• **Excerpted passage**

++++++++++

With both Robert and Alfred joining the army to fight in the
Boer War the cavalcade of twentieth century events spoken
in the film's title begins with them boarding ships to fight
in a far-off land. Over 34 years both fathers return home
safely from service in South Africa just as Robert and Jane's
boys, Edward (John Warburton/Dick Henderson) and Joe (Frank
Lawton/Douglas Scott), grow into adulthood as does Ellen and
Alfred's daughter, Fanny (Ursula Jeans/Bonita Granville).
Along
the way Alfred buys a bar but is killed in the street by a
passing carriage during a drunken brawl. Edward falls in love
with a childhood friend named Edith (Margaret Lindsay/Sheila
MacGill) but dies on the ill-fated Titanic. Joe longs for
war and enlists against Germany in 1914. Fanny turns her childhood
fascination with dance and song into a career and falls in
love with Joe although he's killed at the end of World War
I before they can marry.
Robert and Jane remain in love and prosper even as they are
crushed under the weight of changing times. Ellen grows older
enjoying the comforts provided by her daughter's career success
and the movie ends on New Year's Eve 1933 on the eve of a
new global conflict centered in Nazi Germany.
Seen through the prism of maturity, suffering and remarkable
optimism best expressed through the Marryots and their concluding
remarks, Cavalcade becomes a highly literary condemnation
of war and needless sacrifice. To the extent the film is successful
is in its small-scale, intimate encounters between two or
three characters in conversation. Likely stemming from Coward's
play as adapted by Reginald Berkeley, some of these moments
seem pedantic. Yet their overall effect is to sketch a class-stratified
microcosm of early twentieth century British society to conjure
a sense of its struggle to remain pre-eminent in the world.

++++++++++

• **Raw data**
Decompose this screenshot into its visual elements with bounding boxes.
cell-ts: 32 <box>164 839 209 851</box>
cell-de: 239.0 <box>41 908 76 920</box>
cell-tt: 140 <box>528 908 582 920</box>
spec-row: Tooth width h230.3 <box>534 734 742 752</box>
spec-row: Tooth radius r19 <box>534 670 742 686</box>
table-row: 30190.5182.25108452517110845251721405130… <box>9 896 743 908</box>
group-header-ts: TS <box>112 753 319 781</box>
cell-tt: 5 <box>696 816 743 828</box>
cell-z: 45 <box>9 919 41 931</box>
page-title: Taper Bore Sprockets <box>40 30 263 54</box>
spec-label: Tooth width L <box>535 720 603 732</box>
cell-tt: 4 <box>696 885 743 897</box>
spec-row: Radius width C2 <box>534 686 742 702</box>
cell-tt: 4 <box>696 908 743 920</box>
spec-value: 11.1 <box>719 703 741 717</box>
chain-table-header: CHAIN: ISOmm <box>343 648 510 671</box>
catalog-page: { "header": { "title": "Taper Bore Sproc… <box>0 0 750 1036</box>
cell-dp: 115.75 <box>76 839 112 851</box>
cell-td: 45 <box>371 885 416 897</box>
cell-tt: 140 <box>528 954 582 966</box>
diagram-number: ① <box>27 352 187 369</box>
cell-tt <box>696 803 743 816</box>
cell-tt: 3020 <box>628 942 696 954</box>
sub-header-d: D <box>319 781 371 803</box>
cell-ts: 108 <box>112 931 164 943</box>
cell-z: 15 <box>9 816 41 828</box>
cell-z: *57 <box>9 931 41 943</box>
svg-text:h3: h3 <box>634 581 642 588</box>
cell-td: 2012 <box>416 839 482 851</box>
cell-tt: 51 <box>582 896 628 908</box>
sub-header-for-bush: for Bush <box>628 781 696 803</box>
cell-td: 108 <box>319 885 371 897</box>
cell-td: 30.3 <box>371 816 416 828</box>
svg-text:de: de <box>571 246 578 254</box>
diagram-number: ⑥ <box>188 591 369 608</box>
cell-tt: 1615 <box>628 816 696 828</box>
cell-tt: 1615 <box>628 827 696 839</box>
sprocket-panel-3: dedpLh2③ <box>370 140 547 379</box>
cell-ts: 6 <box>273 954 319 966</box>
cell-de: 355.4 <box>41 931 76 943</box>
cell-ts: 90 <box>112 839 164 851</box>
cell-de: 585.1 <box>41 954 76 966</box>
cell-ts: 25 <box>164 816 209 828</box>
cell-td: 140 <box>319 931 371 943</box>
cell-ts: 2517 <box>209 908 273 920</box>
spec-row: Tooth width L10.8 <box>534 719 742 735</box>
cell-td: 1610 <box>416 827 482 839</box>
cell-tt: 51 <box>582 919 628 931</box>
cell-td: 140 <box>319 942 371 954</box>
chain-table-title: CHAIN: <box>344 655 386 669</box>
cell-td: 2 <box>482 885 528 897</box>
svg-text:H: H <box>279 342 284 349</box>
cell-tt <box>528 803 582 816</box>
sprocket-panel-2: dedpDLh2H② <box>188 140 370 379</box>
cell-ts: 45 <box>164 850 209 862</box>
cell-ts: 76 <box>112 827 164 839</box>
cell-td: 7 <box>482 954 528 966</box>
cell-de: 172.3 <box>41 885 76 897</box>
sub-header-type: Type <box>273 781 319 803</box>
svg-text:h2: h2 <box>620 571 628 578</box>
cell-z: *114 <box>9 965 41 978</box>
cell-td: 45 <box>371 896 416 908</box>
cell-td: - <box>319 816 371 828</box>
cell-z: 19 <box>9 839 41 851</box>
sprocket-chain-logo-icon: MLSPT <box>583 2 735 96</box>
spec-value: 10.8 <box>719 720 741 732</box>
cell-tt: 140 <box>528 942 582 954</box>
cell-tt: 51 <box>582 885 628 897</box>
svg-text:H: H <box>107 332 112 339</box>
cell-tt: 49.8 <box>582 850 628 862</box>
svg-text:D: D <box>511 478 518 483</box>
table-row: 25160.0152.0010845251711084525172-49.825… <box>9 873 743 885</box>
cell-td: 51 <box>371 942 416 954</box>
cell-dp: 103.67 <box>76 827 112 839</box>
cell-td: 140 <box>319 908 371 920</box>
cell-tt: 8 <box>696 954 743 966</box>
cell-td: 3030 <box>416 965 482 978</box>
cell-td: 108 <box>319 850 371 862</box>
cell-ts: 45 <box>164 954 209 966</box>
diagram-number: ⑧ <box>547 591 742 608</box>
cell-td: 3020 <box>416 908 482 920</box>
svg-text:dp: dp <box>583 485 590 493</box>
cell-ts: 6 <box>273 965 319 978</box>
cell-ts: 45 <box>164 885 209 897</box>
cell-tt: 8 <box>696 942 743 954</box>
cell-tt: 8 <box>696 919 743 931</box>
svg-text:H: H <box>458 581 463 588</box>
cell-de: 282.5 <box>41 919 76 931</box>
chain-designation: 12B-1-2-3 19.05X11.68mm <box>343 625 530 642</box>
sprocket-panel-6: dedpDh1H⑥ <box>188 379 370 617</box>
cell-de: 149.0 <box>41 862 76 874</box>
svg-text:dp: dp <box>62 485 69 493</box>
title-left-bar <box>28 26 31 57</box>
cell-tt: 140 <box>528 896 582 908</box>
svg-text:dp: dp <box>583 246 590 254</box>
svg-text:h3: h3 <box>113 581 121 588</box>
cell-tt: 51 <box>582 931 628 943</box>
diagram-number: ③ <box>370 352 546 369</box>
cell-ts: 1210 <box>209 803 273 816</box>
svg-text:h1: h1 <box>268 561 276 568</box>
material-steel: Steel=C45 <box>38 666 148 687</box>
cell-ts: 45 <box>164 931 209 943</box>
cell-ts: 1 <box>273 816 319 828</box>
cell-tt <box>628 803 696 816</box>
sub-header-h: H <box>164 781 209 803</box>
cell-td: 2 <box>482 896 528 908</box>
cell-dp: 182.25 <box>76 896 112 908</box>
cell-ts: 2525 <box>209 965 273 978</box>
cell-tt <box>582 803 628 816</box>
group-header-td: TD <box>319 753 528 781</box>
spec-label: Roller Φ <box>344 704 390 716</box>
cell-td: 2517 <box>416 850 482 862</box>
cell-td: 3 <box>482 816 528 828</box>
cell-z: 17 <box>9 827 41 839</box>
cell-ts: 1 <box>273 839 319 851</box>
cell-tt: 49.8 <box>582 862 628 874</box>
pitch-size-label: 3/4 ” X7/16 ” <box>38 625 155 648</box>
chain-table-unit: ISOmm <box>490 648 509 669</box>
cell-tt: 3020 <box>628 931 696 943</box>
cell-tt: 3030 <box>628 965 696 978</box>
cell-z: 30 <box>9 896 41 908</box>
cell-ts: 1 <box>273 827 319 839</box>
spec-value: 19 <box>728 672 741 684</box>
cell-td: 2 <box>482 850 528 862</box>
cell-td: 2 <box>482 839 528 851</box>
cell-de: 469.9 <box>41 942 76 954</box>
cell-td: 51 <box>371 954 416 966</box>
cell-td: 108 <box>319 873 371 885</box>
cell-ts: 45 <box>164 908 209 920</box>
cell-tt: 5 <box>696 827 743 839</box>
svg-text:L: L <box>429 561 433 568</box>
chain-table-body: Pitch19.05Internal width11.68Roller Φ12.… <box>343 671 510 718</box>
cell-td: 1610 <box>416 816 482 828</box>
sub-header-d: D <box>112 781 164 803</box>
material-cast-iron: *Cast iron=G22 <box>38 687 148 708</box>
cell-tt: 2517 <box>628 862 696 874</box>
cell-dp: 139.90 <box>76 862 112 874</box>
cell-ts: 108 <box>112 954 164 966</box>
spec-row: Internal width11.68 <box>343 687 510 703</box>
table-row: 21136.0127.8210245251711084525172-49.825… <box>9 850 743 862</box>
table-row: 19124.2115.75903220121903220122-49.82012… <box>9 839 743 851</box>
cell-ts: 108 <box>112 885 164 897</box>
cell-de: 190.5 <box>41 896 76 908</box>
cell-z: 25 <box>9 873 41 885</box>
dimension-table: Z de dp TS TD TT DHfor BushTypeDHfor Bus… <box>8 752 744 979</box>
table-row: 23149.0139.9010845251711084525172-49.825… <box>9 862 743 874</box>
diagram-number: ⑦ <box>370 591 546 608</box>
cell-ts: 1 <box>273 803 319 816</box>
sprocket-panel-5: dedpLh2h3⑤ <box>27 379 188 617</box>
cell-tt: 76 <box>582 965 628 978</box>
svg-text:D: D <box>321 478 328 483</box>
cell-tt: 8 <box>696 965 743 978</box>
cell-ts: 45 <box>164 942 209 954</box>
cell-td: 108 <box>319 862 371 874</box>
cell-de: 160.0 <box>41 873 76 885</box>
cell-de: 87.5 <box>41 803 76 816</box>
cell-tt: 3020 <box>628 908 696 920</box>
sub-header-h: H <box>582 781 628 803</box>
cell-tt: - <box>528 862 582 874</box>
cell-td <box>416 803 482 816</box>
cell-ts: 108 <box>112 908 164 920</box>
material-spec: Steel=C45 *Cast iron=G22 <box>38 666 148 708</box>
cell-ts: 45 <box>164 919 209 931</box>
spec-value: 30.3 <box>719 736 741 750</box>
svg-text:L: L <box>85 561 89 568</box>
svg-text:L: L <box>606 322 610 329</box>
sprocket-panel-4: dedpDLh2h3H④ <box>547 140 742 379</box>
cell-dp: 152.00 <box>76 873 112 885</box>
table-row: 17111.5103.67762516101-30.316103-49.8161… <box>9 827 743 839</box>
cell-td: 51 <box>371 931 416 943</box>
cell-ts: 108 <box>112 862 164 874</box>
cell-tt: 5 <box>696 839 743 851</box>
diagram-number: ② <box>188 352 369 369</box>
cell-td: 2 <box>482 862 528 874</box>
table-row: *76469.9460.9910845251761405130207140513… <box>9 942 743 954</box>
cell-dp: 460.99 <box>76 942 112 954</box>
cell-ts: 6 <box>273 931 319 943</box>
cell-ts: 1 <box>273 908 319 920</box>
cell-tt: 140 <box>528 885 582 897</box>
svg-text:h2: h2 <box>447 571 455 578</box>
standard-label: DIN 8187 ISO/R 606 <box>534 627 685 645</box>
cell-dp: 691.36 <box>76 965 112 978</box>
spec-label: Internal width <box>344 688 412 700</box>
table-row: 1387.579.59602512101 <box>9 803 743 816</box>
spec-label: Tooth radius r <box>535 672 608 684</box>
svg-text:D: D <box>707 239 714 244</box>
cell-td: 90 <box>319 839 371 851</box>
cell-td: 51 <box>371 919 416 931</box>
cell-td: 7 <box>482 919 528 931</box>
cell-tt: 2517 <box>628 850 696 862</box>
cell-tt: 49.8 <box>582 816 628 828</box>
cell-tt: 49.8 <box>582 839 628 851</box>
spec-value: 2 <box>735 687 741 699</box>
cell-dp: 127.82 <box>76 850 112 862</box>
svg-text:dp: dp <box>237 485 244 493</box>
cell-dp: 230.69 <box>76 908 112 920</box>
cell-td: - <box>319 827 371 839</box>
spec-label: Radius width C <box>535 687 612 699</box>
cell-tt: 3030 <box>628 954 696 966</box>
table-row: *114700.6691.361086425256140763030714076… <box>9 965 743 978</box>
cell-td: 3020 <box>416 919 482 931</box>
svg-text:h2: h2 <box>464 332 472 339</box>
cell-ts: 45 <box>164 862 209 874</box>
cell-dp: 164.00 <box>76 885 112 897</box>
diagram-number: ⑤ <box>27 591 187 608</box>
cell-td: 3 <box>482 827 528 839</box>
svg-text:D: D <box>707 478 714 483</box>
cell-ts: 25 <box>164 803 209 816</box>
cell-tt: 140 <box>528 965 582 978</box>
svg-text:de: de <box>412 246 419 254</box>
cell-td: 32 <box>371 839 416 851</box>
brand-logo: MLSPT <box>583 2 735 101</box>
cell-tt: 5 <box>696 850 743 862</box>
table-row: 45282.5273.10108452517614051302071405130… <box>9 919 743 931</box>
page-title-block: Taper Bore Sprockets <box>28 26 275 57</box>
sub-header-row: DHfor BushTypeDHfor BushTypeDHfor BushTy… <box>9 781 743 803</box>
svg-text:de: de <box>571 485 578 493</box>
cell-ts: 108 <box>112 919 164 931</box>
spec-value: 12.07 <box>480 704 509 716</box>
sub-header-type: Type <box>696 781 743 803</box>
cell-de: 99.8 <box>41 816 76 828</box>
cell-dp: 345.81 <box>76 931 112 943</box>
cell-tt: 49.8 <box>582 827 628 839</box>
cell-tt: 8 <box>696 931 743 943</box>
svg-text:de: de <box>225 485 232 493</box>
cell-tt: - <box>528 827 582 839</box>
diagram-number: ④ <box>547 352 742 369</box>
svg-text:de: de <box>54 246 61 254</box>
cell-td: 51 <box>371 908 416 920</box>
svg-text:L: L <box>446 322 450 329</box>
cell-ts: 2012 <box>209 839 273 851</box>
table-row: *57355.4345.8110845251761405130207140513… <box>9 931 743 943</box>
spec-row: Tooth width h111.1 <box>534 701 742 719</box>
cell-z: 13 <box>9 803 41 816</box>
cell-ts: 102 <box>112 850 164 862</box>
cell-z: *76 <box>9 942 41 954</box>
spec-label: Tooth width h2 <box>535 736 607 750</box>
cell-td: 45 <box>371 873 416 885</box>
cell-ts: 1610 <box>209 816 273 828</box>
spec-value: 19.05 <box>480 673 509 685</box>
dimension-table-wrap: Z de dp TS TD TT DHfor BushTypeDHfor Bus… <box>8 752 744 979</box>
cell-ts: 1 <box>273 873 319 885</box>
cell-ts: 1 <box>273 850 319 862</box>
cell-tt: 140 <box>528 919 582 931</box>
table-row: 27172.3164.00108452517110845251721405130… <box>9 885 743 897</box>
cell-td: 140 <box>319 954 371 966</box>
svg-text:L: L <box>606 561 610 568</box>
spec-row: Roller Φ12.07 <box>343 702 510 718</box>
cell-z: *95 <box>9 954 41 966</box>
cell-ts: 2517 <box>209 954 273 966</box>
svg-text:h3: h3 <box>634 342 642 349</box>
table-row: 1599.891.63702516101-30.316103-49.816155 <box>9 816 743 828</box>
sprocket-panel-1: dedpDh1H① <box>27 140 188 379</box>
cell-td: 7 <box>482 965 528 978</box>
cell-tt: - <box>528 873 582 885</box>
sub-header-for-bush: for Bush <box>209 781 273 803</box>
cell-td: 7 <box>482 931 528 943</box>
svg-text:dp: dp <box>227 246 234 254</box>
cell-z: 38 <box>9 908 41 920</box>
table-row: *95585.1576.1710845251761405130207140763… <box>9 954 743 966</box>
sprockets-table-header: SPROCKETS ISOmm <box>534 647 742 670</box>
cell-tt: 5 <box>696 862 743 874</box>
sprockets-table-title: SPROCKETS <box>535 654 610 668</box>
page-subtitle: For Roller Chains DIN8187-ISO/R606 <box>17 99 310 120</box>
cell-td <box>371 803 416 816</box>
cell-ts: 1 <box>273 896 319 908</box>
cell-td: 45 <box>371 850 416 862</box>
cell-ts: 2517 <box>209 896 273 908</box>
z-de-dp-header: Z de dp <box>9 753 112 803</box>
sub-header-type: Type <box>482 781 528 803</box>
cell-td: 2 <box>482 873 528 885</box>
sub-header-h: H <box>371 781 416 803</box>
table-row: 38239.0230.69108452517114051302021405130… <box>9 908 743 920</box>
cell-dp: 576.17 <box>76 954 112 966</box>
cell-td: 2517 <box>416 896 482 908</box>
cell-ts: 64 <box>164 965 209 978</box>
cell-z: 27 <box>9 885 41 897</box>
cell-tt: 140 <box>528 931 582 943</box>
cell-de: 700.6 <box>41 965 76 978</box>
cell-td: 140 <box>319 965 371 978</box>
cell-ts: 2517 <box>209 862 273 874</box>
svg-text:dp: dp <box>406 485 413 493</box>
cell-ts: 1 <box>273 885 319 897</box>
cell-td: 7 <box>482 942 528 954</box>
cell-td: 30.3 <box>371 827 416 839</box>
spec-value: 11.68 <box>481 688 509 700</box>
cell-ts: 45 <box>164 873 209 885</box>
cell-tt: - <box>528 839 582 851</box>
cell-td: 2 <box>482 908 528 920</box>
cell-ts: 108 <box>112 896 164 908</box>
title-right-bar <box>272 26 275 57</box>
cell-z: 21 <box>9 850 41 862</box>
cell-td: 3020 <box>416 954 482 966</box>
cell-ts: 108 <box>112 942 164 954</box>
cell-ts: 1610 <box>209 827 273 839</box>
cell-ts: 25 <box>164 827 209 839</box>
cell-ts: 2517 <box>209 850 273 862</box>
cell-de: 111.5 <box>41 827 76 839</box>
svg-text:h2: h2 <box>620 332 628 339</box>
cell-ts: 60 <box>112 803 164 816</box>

++++++++++

• **Task list**
1 – From the Cavalcade review, print the stretch from "With both Robert" through "(Ursula Jeans/Bonita Granville).".
2 – Using the Cavalcade review, say yes or no to whether each statement agrees with it, and quote the words that decide it: (a) Edward dies on the Titanic. (b) Fanny and Joe marry before the end of World War I. (c) Joe enlists against Germany in 1918.

• **Solutions to each task**
1 –
With both Robert and Alfred joining the army to fight in the
Boer War the cavalcade of twentieth century events spoken
in the film's title begins with them boarding ships to fight
in a far-off land. Over 34 years both fathers return home
safely from service in South Africa just as Robert and Jane's
boys, Edward (John Warburton/Dick Henderson) and Joe (Frank
Lawton/Douglas Scott), grow into adulthood as does Ellen and
Alfred's daughter, Fanny (Ursula Jeans/Bonita Granville).

2 –
(a) Yes: "but dies on the ill-fated Titanic"
(b) No: "he's killed at the end of World War I before they can marry"
(c) No: "enlists against Germany in 1914"